Stated exercise = Keep only the lines of the data below that contain "Helmut", and copy them.
### Excerpted data
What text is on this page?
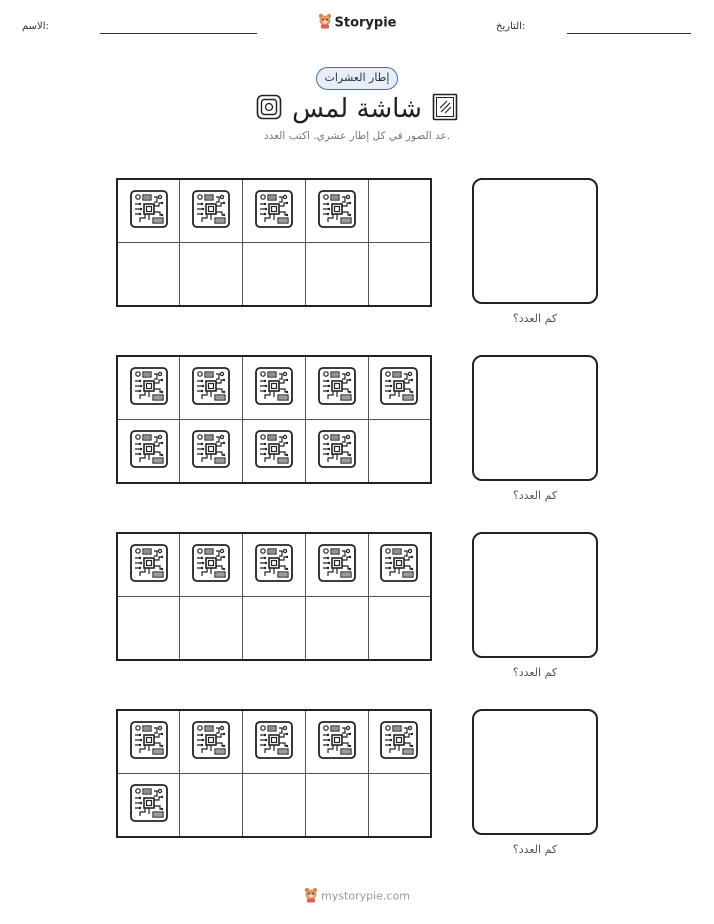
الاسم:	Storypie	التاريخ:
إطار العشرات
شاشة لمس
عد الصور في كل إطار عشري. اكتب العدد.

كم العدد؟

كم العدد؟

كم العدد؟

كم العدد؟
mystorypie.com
######
### Excerpted data
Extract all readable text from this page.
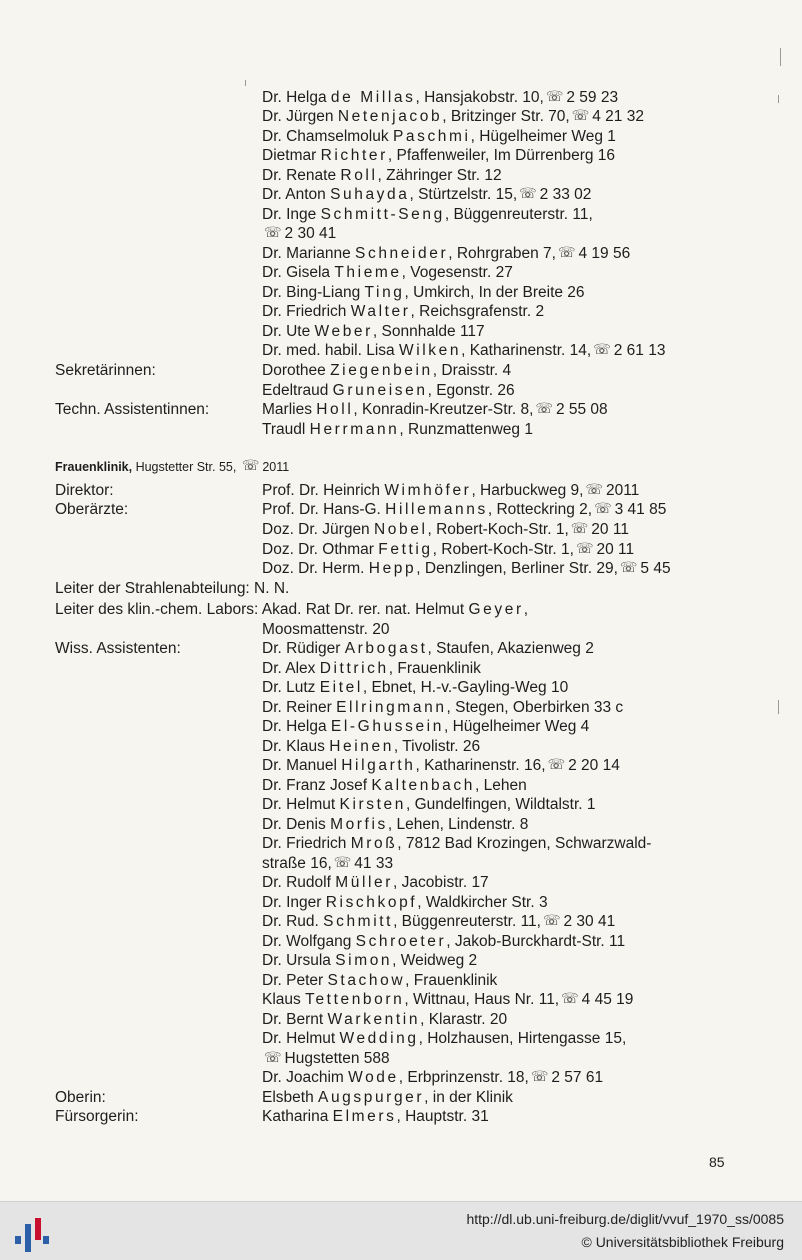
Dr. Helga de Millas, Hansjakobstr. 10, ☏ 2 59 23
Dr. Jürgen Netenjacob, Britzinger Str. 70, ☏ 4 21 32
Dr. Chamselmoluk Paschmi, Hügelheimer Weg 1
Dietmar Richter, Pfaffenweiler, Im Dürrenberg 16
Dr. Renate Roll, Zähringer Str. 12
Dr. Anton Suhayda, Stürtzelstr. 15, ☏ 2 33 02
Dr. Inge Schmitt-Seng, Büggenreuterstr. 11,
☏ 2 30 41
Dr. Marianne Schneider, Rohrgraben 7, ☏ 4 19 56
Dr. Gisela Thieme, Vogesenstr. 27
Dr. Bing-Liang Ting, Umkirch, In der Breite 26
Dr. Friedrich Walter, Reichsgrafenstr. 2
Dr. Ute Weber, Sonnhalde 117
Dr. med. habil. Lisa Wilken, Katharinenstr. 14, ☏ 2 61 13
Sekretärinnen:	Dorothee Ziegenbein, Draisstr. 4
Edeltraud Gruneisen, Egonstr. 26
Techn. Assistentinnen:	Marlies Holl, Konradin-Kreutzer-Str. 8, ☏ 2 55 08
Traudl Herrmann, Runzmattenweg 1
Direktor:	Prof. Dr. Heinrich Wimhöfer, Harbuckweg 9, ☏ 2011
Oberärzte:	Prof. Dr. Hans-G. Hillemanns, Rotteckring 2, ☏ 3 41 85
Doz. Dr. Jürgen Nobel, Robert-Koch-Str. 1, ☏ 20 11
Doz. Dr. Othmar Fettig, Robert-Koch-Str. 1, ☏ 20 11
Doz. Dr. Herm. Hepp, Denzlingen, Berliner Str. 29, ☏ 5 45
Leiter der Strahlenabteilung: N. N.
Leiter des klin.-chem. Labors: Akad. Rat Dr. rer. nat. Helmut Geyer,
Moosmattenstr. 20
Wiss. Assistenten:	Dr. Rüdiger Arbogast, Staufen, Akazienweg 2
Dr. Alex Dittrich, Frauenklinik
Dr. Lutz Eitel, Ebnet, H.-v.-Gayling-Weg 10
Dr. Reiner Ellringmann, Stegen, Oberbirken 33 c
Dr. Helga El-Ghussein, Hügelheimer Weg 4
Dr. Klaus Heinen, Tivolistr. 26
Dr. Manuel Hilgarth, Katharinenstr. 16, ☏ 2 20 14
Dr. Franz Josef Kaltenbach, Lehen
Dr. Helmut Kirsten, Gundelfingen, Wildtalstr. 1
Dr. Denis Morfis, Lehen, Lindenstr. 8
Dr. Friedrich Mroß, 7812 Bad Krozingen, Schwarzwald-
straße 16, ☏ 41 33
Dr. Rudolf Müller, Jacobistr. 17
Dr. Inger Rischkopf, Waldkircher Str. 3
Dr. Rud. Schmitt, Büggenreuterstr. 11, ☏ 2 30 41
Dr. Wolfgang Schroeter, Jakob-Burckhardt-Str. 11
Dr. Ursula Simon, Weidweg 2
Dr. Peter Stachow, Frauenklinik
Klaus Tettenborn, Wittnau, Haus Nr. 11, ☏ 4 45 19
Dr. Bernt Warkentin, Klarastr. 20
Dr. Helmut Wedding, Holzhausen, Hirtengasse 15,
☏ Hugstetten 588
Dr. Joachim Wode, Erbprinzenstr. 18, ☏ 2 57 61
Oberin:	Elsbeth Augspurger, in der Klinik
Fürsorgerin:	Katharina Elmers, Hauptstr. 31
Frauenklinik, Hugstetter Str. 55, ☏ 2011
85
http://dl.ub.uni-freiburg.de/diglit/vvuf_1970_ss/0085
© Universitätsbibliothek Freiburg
######
### Excerpted data
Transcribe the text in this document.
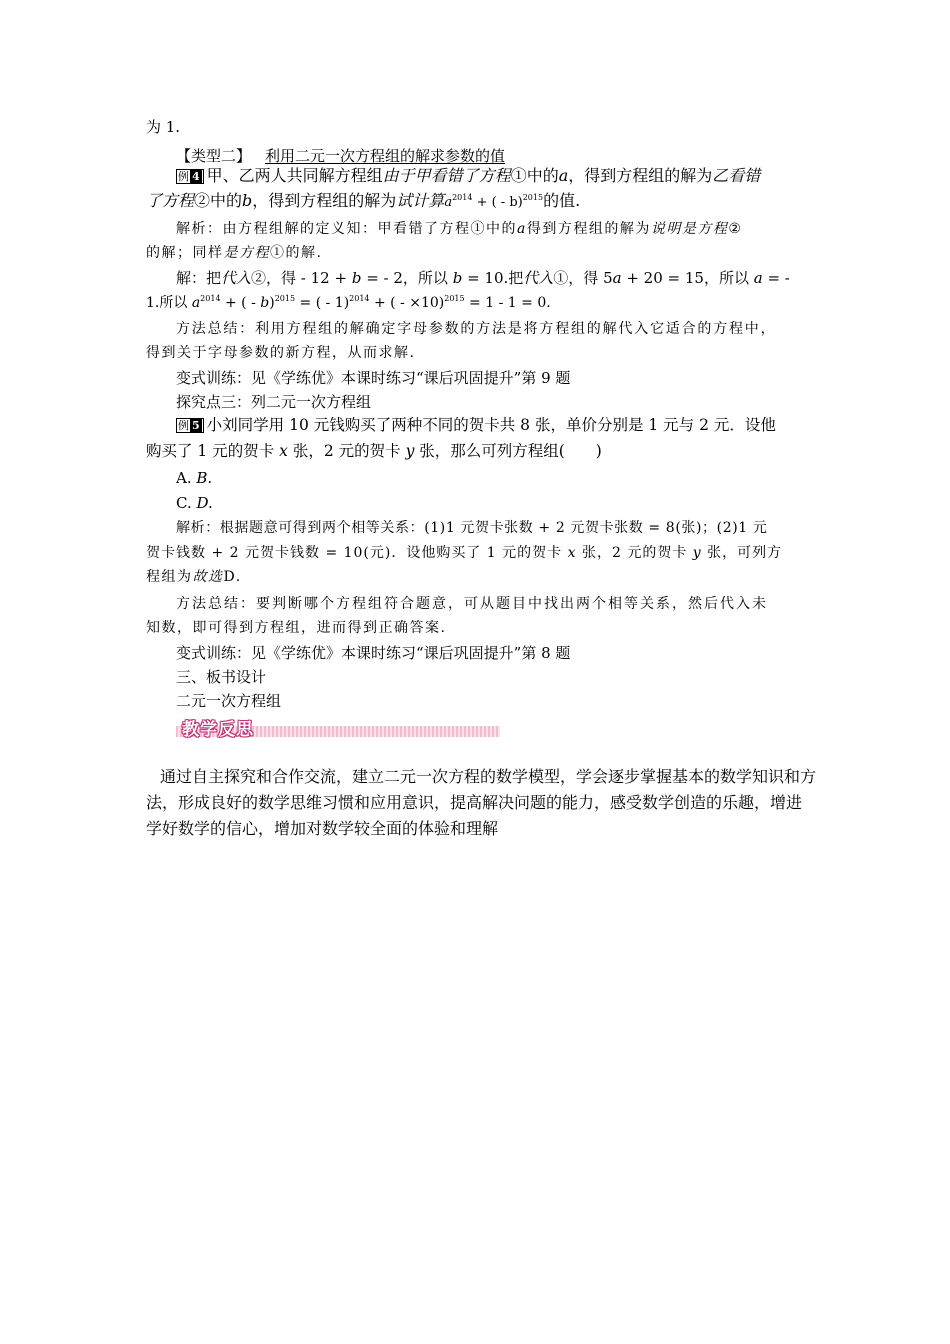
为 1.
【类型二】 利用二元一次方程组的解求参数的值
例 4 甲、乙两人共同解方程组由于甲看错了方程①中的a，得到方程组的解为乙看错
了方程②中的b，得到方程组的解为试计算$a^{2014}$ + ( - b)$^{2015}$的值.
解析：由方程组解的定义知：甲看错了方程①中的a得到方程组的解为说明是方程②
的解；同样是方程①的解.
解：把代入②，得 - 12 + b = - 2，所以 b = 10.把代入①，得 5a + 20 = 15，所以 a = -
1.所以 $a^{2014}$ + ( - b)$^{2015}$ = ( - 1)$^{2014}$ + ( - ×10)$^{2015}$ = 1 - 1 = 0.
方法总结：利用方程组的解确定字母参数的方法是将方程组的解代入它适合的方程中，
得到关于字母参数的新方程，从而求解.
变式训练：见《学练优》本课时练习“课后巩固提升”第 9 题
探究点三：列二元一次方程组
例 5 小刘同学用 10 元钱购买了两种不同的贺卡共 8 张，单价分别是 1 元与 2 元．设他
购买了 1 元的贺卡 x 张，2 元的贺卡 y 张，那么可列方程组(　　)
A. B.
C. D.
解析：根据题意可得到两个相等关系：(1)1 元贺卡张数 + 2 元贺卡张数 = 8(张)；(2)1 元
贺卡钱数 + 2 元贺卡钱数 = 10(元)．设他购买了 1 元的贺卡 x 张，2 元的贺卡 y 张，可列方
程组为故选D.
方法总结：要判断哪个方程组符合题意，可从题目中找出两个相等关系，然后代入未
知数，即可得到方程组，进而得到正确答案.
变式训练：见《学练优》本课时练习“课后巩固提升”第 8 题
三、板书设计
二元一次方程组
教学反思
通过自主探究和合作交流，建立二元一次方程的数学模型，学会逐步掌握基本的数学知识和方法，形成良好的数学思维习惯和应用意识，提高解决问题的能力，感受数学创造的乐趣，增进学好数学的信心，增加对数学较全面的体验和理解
######
Reply to the exercise =
Leiter des klin.-chem. Labors: Akad. Rat Dr. rer. nat. Helmut Geyer,
Dr. Helmut Kirsten, Gundelfingen, Wildtalstr. 1
Dr. Helmut Wedding, Holzhausen, Hirtengasse 15,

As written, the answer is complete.